# Task description:
Output each line exactly as it appears, skipping any embedded picture.

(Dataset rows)

╭──

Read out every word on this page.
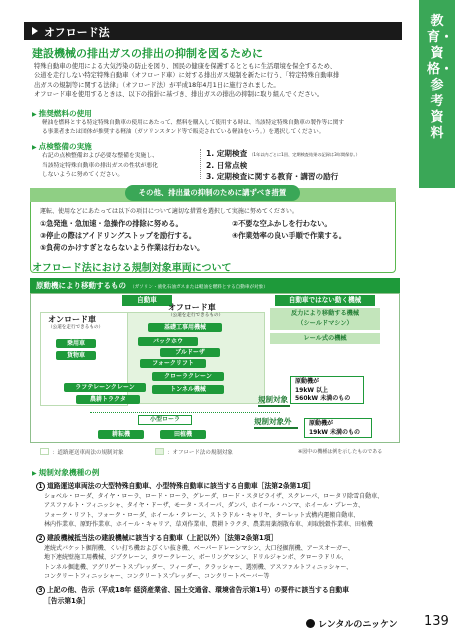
オフロード法
教育・資格・参考資料
建設機械の排出ガスの排出の抑制を図るために
特殊自動車の使用による大気汚染の防止を図り、国民の健康を保護するとともに生活環境を保全するため、
公道を走行しない特定特殊自動車（オフロード車）に対する排出ガス規制を新たに行う、「特定特殊自動車排
出ガスの規制等に関する法律」（オフロード法）が平成18年4月1日に施行されました。
オフロード車を使用するときは、以下の指針に基づき、排出ガスの排出の抑制に取り組んでください。
▶ 推奨燃料の使用
軽油を燃料とする特定特殊自動車の使用にあたって、燃料を購入して使用する時は、当該特定特殊自動車の製作等に関す
る事業者または団体が推奨する軽油（ガソリンスタンド等で販売されている軽油をいう。）を選択してください。
▶ 点検整備の実施
右記の点検整備および必要な整備を実施し、
当該特定特殊自動車の排出ガスの性状が悪化
しないように努めてください。
1. 定期検査 （1年以内ごとに1回、定期検査結果の記録は3年間保存。）
2. 日常点検
3. 定期検査に関する教育・講習の励行
その他、排出量の抑制のために講ずべき措置
運転、使用などにあたっては以下の項目について適切な措置を選択して実施に努めてください。
①急発進・急加速・急操作の排除に努める。
③停止の際はアイドリングストップを励行する。
⑤負荷のかけすぎとならないよう作業は行わない。
②不要な空ふかしを行わない。
④作業効率の良い手順で作業する。
オフロード法における規制対象車両について
原動機により移動するもの （ガソリン・液化石油ガスまたは軽油を燃料とする自動車が対象）
自動車	自動車ではない動く機械
オンロード車
（公道を走行できるもの）
オフロード車
（公道を走行できるもの）
基礎工事用機械
乗用車
貨物車
バックホウ
ブルドーザ
フォークリフト
クローラクレーン
ラフテレーンクレーン	トンネル機械
農耕トラクタ
小型ローラ
耕耘機	田植機
反力により移動する機械
（シールドマシン）
レール式の機械
規制対象
原動機が
19kW 以上
560kW 未満のもの
規制対象外	原動機が
19kW 未満のもの
：道路運送車両法の規制対象	：オフロード法の規制対象	※図中の機種は例を示したものである
▶ 規制対象機種の例
1 道路運送車両法の大型特殊自動車、小型特殊自動車に該当する自動車［法第2条第1項］
ショベル・ローダ、タイヤ・ローラ、ロード・ローラ、グレーダ、ロード・スタビライザ、スクレーパ、ロータリ除雪自動車、
アスファルト・フィニッシャ、タイヤ・ドーザ、モータ・スイーパ、ダンパ、ホイール・ハンマ、ホイール・ブレーカ、
フォーク・リフト、フォーク・ローダ、ホイール・クレーン、ストラドル・キャリヤ、ターレット式構内運搬自動車、
林内作業車、原野作業車、ホイール・キャリア、草刈作業車、農耕トラクタ、農業用薬剤散布車、刈取脱穀作業車、田植機
2 建設機械抵当法の建設機械に該当する自動車（上記以外）［法第2条第1項］
連続式バケット掘削機、くい打ち機およびくい抜き機、ベーパードレーンマシン、大口径掘削機、アースオーガー、
地下連続壁施工用機械、ジブクレーン、タワークレーン、ボーリングマシン、ドリルジャンボ、クローラドリル、
トンネル掘進機、アグリゲートスプレッダー、フィーダー、クラッシャー、選別機、アスファルトフィニッシャー、
コンクリートフィニッシャー、コンクリートスプレッダー、コンクリートペーバー等
3 上記の他、告示（平成18年 経済産業省、国土交通省、環境省告示第1号）の要件に該当する自動車
［告示第1条］
レンタルのニッケン 139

╰──

# The response:
Read out every word on this page.
オフロード法
教育・資格・参考資料
建設機械の排出ガスの排出の抑制を図るために
特殊自動車の使用による大気汚染の防止を図り、国民の健康を保護するとともに生活環境を保全するため、
公道を走行しない特定特殊自動車（オフロード車）に対する排出ガス規制を新たに行う、「特定特殊自動車排
出ガスの規制等に関する法律」（オフロード法）が平成18年4月1日に施行されました。
オフロード車を使用するときは、以下の指針に基づき、排出ガスの排出の抑制に取り組んでください。
▶ 推奨燃料の使用
軽油を燃料とする特定特殊自動車の使用にあたって、燃料を購入して使用する時は、当該特定特殊自動車の製作等に関す
る事業者または団体が推奨する軽油（ガソリンスタンド等で販売されている軽油をいう。）を選択してください。
▶ 点検整備の実施
右記の点検整備および必要な整備を実施し、
当該特定特殊自動車の排出ガスの性状が悪化
しないように努めてください。
1. 定期検査 （1年以内ごとに1回、定期検査結果の記録は3年間保存。）
2. 日常点検
3. 定期検査に関する教育・講習の励行
その他、排出量の抑制のために講ずべき措置
運転、使用などにあたっては以下の項目について適切な措置を選択して実施に努めてください。
①急発進・急加速・急操作の排除に努める。
③停止の際はアイドリングストップを励行する。
⑤負荷のかけすぎとならないよう作業は行わない。
②不要な空ふかしを行わない。
④作業効率の良い手順で作業する。
オフロード法における規制対象車両について
原動機により移動するもの （ガソリン・液化石油ガスまたは軽油を燃料とする自動車が対象）
自動車	自動車ではない動く機械
オンロード車
（公道を走行できるもの）
オフロード車
（公道を走行できるもの）
基礎工事用機械
乗用車
貨物車
バックホウ
ブルドーザ
フォークリフト
クローラクレーン
ラフテレーンクレーン	トンネル機械
農耕トラクタ
小型ローラ
耕耘機	田植機
反力により移動する機械
（シールドマシン）
レール式の機械
規制対象
原動機が
19kW 以上
560kW 未満のもの
規制対象外	原動機が
19kW 未満のもの
：道路運送車両法の規制対象	：オフロード法の規制対象	※図中の機種は例を示したものである
▶ 規制対象機種の例
1 道路運送車両法の大型特殊自動車、小型特殊自動車に該当する自動車［法第2条第1項］
ショベル・ローダ、タイヤ・ローラ、ロード・ローラ、グレーダ、ロード・スタビライザ、スクレーパ、ロータリ除雪自動車、
アスファルト・フィニッシャ、タイヤ・ドーザ、モータ・スイーパ、ダンパ、ホイール・ハンマ、ホイール・ブレーカ、
フォーク・リフト、フォーク・ローダ、ホイール・クレーン、ストラドル・キャリヤ、ターレット式構内運搬自動車、
林内作業車、原野作業車、ホイール・キャリア、草刈作業車、農耕トラクタ、農業用薬剤散布車、刈取脱穀作業車、田植機
2 建設機械抵当法の建設機械に該当する自動車（上記以外）［法第2条第1項］
連続式バケット掘削機、くい打ち機およびくい抜き機、ベーパードレーンマシン、大口径掘削機、アースオーガー、
地下連続壁施工用機械、ジブクレーン、タワークレーン、ボーリングマシン、ドリルジャンボ、クローラドリル、
トンネル掘進機、アグリゲートスプレッダー、フィーダー、クラッシャー、選別機、アスファルトフィニッシャー、
コンクリートフィニッシャー、コンクリートスプレッダー、コンクリートペーバー等
3 上記の他、告示（平成18年 経済産業省、国土交通省、環境省告示第1号）の要件に該当する自動車
［告示第1条］
レンタルのニッケン 139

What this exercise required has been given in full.